TASK: Write out each line in which the string "calendar" is present.

Data excerpts:
....
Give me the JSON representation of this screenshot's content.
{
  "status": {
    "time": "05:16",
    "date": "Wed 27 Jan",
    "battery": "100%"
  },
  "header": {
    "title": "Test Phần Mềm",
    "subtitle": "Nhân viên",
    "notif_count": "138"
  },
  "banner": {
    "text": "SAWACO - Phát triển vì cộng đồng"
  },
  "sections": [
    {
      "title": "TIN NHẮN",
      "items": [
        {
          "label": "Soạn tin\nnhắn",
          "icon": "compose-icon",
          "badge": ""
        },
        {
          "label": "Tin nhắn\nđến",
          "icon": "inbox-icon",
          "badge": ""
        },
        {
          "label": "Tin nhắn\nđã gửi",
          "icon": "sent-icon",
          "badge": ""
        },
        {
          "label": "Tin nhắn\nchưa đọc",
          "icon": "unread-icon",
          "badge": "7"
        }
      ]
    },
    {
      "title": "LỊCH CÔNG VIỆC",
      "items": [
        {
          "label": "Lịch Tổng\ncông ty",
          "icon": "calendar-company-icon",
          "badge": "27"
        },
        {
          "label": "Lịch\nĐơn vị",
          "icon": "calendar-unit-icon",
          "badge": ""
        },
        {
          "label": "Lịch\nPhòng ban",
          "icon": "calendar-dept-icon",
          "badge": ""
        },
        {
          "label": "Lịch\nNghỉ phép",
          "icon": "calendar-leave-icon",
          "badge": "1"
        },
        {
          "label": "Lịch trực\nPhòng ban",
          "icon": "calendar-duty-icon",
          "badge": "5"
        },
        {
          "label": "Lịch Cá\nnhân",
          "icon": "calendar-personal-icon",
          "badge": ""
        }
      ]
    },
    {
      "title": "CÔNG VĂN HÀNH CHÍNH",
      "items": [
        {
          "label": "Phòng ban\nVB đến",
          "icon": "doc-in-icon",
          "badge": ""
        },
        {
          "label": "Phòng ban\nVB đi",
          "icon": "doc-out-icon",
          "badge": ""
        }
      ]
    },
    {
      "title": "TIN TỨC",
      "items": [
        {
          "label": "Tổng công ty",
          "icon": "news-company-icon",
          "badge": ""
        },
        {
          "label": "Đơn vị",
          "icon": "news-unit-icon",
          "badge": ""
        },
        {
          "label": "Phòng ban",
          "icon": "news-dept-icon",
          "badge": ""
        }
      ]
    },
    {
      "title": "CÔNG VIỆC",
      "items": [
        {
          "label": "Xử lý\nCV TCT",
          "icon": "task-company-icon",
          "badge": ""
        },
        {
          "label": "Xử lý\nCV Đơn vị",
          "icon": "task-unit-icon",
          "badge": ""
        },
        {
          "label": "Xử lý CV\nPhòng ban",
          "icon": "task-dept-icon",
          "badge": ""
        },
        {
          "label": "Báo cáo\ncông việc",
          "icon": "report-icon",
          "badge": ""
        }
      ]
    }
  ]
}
....
SOLUTION FOR THIS EXERCISE:
          "icon": "calendar-company-icon",
          "icon": "calendar-unit-icon",
          "icon": "calendar-dept-icon",
          "icon": "calendar-leave-icon",
          "icon": "calendar-duty-icon",
          "icon": "calendar-personal-icon",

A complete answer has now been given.